Input data =>
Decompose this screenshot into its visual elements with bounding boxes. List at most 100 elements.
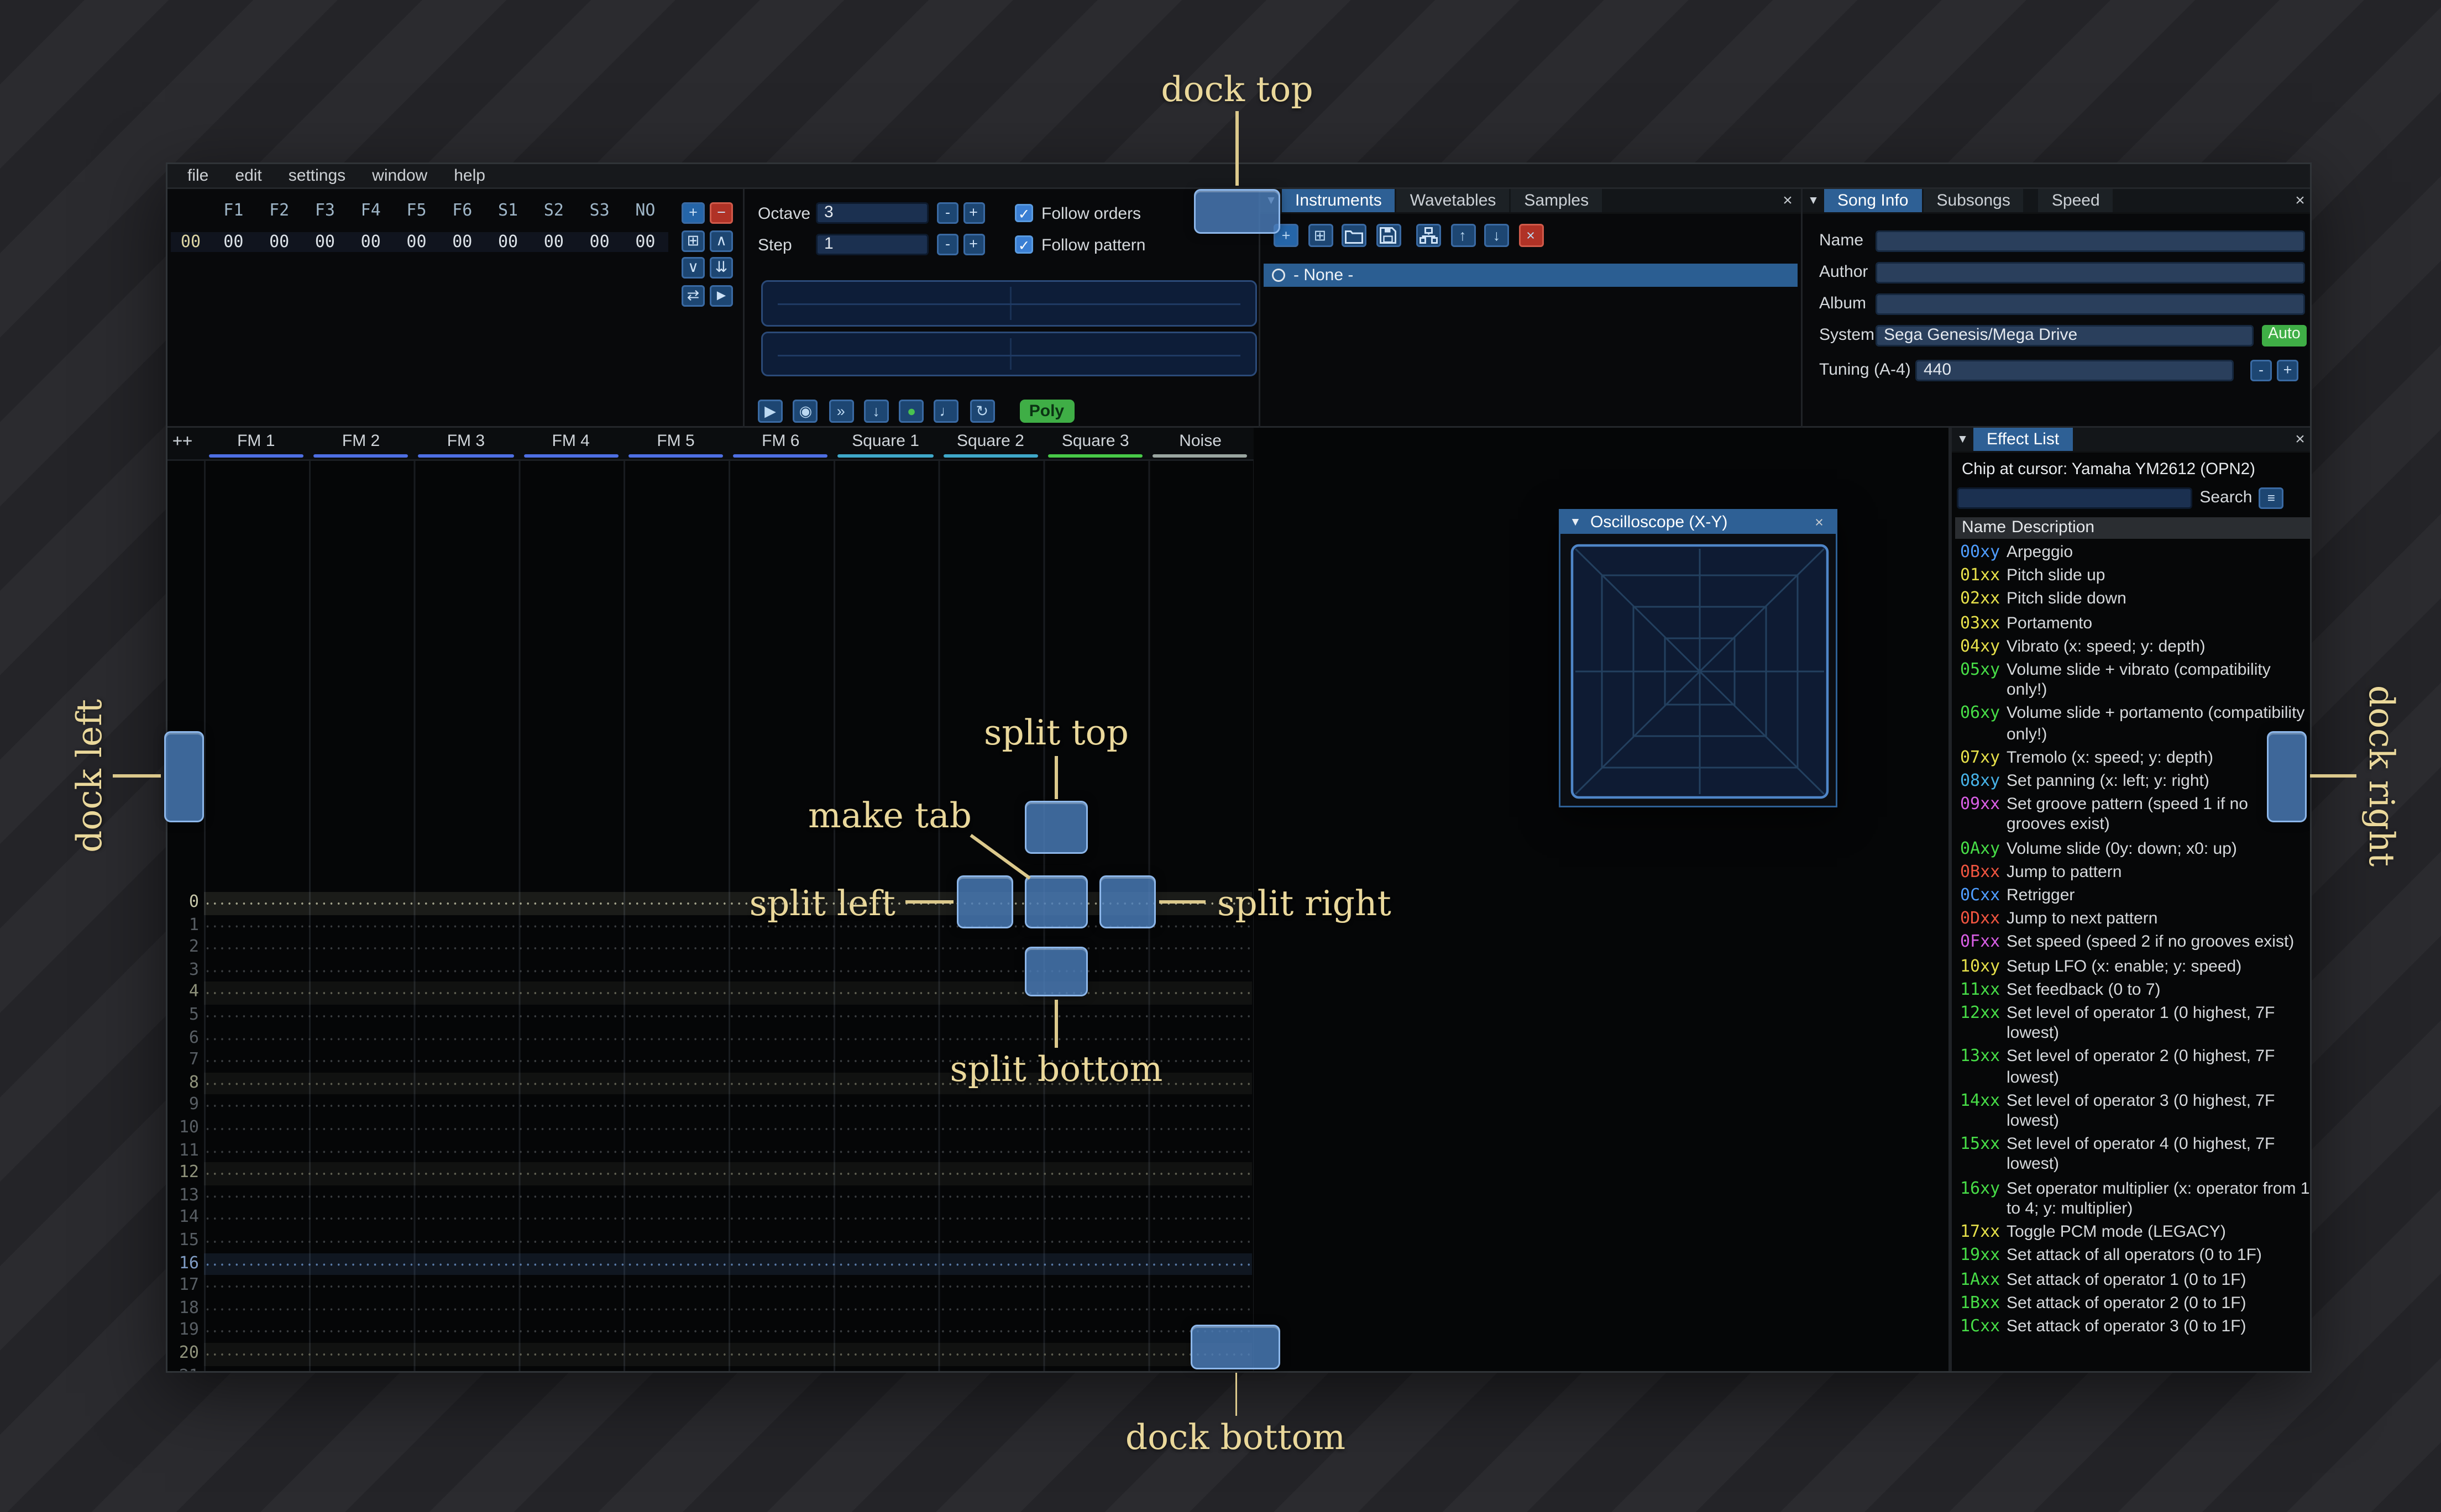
channel-header-fm-3[interactable]: FM 3 [413, 428, 518, 461]
effect-row[interactable]: 09xx Set groove pattern (speed 1 if no gr… [1955, 795, 2310, 838]
dock-bottom-target[interactable] [1191, 1325, 1280, 1369]
follow-pattern-checkbox[interactable]: ✓ [1015, 235, 1033, 254]
instrument-list-item[interactable]: - None - [1264, 264, 1798, 287]
move-instrument-down-button[interactable]: ↓ [1484, 224, 1509, 247]
play-button[interactable]: ▶ [758, 400, 783, 423]
close-instruments-button[interactable]: × [1774, 189, 1801, 212]
effect-row[interactable]: 1Bxx Set attack of operator 2 (0 to 1F) [1955, 1293, 2310, 1316]
effect-row[interactable]: 05xy Volume slide + vibrato (compatibilit… [1955, 660, 2310, 704]
effect-row[interactable]: 19xx Set attack of all operators (0 to 1F… [1955, 1246, 2310, 1269]
channel-header-fm-1[interactable]: FM 1 [203, 428, 308, 461]
effect-row[interactable]: 08xy Set panning (x: left; y: right) [1955, 771, 2310, 795]
duplicate-order-button[interactable]: ⊞ [682, 229, 705, 251]
delete-instrument-button[interactable]: × [1518, 224, 1543, 247]
orders-cell-f4[interactable]: 00 [348, 233, 394, 251]
effect-row[interactable]: 1Axx Set attack of operator 1 (0 to 1F) [1955, 1269, 2310, 1293]
menu-window[interactable]: window [359, 167, 441, 185]
octave-input[interactable]: 3 [816, 202, 929, 224]
orders-row-index[interactable]: 00 [171, 233, 211, 251]
system-auto-button[interactable]: Auto [2262, 325, 2307, 347]
effect-row[interactable]: 02xx Pitch slide down [1955, 589, 2310, 613]
effect-row[interactable]: 07xy Tremolo (x: speed; y: depth) [1955, 747, 2310, 771]
make-tab-target[interactable] [1025, 875, 1088, 928]
split-left-target[interactable] [957, 875, 1013, 928]
pattern-row[interactable] [203, 1230, 1253, 1253]
order-change-all-button[interactable]: ⇄ [682, 284, 705, 306]
octave-increase-button[interactable]: + [962, 202, 984, 224]
dock-right-target[interactable] [2267, 731, 2307, 822]
effect-row[interactable]: 14xx Set level of operator 3 (0 highest, … [1955, 1091, 2310, 1135]
octave-decrease-button[interactable]: - [937, 202, 958, 224]
effect-row[interactable]: 0Axy Volume slide (0y: down; x0: up) [1955, 838, 2310, 862]
step-decrease-button[interactable]: - [937, 234, 958, 255]
remove-order-button[interactable]: − [710, 202, 733, 224]
order-edit-mode-button[interactable]: ► [710, 284, 733, 306]
metronome-button[interactable]: ♩ [934, 400, 960, 423]
repeat-pattern-button[interactable]: ↻ [970, 400, 995, 423]
effect-list-menu-button[interactable]: ≡ [2259, 486, 2283, 508]
step-row-button[interactable]: ↓ [863, 400, 889, 423]
effect-row[interactable]: 12xx Set level of operator 1 (0 highest, … [1955, 1003, 2310, 1047]
add-order-button[interactable]: + [682, 202, 705, 224]
pattern-row[interactable] [203, 937, 1253, 960]
pattern-row[interactable] [203, 1185, 1253, 1208]
add-channel-button[interactable]: ++ [172, 433, 192, 451]
orders-cell-s1[interactable]: 00 [485, 233, 531, 251]
pattern-row[interactable] [203, 1027, 1253, 1050]
effect-row[interactable]: 04xy Vibrato (x: speed; y: depth) [1955, 636, 2310, 660]
pattern-row[interactable] [203, 1140, 1253, 1163]
effect-row[interactable]: 0Fxx Set speed (speed 2 if no grooves exi… [1955, 932, 2310, 956]
orders-cell-s2[interactable]: 00 [531, 233, 577, 251]
orders-cell-no[interactable]: 00 [622, 233, 668, 251]
dock-top-target[interactable] [1194, 189, 1280, 234]
song-info-tab-subsongs[interactable]: Subsongs [1923, 189, 2024, 212]
pattern-row[interactable] [203, 1005, 1253, 1027]
split-bottom-target[interactable] [1025, 947, 1088, 996]
effect-row[interactable]: 13xx Set level of operator 2 (0 highest, … [1955, 1047, 2310, 1090]
pattern-row[interactable] [203, 982, 1253, 1005]
instruments-tab-wavetables[interactable]: Wavetables [1396, 189, 1510, 212]
split-right-target[interactable] [1099, 875, 1156, 928]
orders-cell-f3[interactable]: 00 [302, 233, 348, 251]
deep-clone-order-button[interactable]: ⇊ [710, 257, 733, 279]
channel-header-square-2[interactable]: Square 2 [938, 428, 1043, 461]
move-instrument-up-button[interactable]: ↑ [1450, 224, 1475, 247]
poly-toggle-button[interactable]: Poly [1019, 400, 1075, 423]
move-order-up-button[interactable]: ∧ [710, 229, 733, 251]
menu-edit[interactable]: edit [222, 167, 275, 185]
tab-effect-list[interactable]: Effect List [1973, 428, 2073, 451]
effect-row[interactable]: 0Cxx Retrigger [1955, 885, 2310, 909]
song-system-input[interactable]: Sega Genesis/Mega Drive [1876, 325, 2254, 347]
effect-row[interactable]: 11xx Set feedback (0 to 7) [1955, 980, 2310, 1004]
effect-row[interactable]: 10xy Setup LFO (x: enable; y: speed) [1955, 956, 2310, 980]
follow-orders-checkbox[interactable]: ✓ [1015, 204, 1033, 222]
orders-cell-f1[interactable]: 00 [211, 233, 256, 251]
channel-header-noise[interactable]: Noise [1148, 428, 1253, 461]
orders-cell-f5[interactable]: 00 [394, 233, 439, 251]
effect-row[interactable]: 16xy Set operator multiplier (x: operator… [1955, 1178, 2310, 1222]
effect-row[interactable]: 0Bxx Jump to pattern [1955, 862, 2310, 886]
dock-left-target[interactable] [164, 731, 204, 822]
pattern-row[interactable] [203, 1275, 1253, 1298]
song-name-input[interactable] [1876, 230, 2305, 252]
song-author-input[interactable] [1876, 262, 2305, 284]
channel-header-square-1[interactable]: Square 1 [833, 428, 938, 461]
collapse-arrow-icon[interactable]: ▼ [1952, 428, 1973, 451]
effect-search-input[interactable] [1957, 486, 2193, 508]
song-album-input[interactable] [1876, 293, 2305, 315]
pattern-row[interactable] [203, 914, 1253, 937]
collapse-arrow-icon[interactable]: ▼ [1803, 189, 1824, 212]
pattern-row[interactable] [203, 892, 1253, 915]
split-top-target[interactable] [1025, 801, 1088, 854]
edit-toggle-button[interactable]: ● [899, 400, 924, 423]
orders-cell-s3[interactable]: 00 [577, 233, 622, 251]
pattern-row[interactable] [203, 1298, 1253, 1321]
duplicate-instrument-button[interactable]: ⊞ [1307, 224, 1333, 247]
pattern-row[interactable] [203, 1252, 1253, 1275]
channel-header-fm-5[interactable]: FM 5 [624, 428, 729, 461]
pattern-row[interactable] [203, 959, 1253, 983]
tuning-decrease-button[interactable]: - [2250, 360, 2272, 381]
collapse-arrow-icon[interactable]: ▼ [1567, 517, 1584, 528]
menu-settings[interactable]: settings [275, 167, 359, 185]
menu-help[interactable]: help [441, 167, 499, 185]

Work to be completed =>
For each line above that contains "collapse", make a copy.

Task output =>
collapse-arrow-icon[interactable]: ▼ [1952, 428, 1973, 451]
collapse-arrow-icon[interactable]: ▼ [1803, 189, 1824, 212]
collapse-arrow-icon[interactable]: ▼ [1567, 517, 1584, 528]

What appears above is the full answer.